[Records to use]
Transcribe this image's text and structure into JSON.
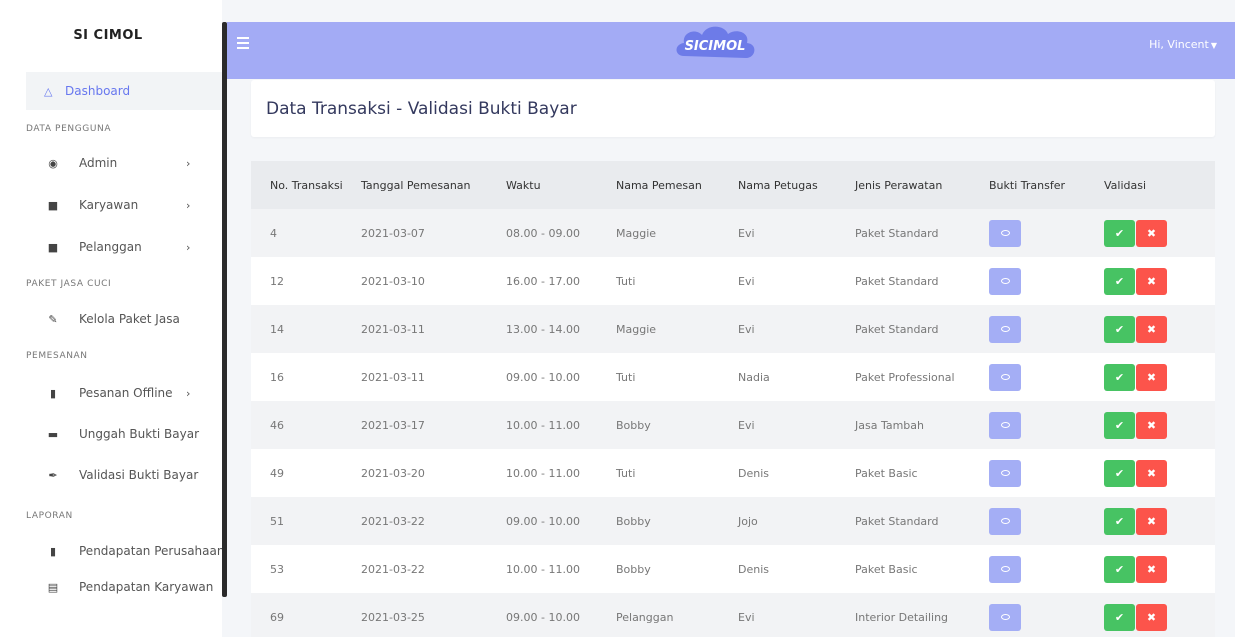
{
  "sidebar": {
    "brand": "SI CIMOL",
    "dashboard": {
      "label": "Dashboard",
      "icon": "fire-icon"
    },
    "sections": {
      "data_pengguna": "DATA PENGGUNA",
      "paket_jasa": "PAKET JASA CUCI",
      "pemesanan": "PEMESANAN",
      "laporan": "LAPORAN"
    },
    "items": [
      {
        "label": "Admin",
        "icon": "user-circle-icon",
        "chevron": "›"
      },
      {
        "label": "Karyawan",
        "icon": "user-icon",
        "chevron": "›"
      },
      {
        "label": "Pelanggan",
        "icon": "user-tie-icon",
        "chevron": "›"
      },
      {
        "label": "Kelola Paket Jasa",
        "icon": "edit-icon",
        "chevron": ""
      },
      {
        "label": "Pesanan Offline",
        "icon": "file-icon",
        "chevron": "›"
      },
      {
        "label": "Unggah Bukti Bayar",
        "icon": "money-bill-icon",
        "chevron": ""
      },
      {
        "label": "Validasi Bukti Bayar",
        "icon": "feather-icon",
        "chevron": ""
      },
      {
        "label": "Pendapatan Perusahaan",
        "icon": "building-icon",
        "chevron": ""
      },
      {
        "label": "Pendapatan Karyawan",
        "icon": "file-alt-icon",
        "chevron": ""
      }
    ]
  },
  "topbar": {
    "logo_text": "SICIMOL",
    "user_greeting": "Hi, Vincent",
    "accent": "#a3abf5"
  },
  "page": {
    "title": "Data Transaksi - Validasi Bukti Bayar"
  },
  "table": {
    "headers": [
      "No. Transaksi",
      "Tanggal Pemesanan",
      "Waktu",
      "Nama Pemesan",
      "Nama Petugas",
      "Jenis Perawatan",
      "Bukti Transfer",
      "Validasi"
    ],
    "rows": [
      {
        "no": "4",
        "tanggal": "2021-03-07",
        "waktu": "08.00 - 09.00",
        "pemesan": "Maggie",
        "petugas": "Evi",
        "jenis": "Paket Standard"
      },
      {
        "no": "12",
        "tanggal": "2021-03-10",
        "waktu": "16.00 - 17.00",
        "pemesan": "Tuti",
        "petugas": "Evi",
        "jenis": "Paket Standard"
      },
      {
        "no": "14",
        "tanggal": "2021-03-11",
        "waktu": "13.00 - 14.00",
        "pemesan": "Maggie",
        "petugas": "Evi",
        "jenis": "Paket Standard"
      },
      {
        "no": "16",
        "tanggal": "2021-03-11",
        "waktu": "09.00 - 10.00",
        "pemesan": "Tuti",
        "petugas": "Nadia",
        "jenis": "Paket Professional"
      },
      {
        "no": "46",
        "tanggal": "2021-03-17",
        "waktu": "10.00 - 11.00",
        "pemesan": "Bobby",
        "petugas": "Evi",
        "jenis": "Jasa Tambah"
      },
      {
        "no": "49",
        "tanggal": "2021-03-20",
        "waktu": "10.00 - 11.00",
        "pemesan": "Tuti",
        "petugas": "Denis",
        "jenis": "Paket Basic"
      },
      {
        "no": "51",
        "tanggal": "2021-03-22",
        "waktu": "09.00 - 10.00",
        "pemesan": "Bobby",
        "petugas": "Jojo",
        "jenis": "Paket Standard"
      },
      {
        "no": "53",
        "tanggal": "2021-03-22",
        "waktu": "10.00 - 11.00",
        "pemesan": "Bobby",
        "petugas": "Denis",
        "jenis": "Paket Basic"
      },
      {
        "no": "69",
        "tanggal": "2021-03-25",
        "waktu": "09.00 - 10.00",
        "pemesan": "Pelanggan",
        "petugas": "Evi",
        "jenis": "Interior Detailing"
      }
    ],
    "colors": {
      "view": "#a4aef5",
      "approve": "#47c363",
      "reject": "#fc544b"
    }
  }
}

...

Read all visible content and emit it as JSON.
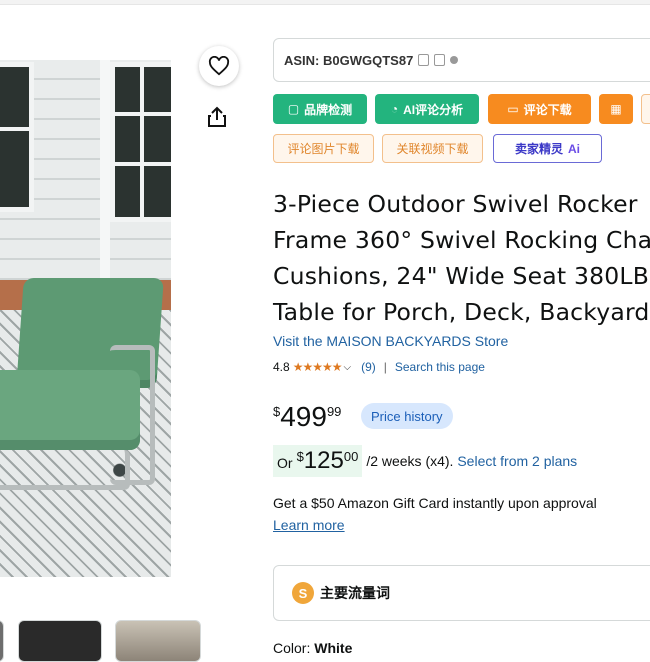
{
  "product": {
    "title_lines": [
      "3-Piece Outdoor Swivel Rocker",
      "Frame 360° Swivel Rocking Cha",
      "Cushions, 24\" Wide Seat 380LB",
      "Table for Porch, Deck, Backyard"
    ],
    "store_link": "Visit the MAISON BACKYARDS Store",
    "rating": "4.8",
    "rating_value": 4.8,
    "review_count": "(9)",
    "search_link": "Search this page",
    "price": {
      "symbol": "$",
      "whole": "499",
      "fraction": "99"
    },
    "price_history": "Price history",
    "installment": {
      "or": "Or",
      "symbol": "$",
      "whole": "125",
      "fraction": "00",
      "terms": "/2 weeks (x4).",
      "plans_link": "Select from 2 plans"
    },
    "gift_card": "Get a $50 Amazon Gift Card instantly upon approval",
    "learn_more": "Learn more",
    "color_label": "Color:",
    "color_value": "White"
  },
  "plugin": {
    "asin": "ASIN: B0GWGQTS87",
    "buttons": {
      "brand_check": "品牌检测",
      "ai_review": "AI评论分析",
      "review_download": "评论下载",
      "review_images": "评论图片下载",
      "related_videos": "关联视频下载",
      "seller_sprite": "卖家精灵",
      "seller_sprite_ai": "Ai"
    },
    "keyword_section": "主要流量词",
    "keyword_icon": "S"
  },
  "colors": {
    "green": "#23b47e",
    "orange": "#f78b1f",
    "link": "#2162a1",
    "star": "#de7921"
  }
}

[Task prompt] Say how many lines of the data include the string "Bayar". Nothing other than the number should be given.

[Result] 3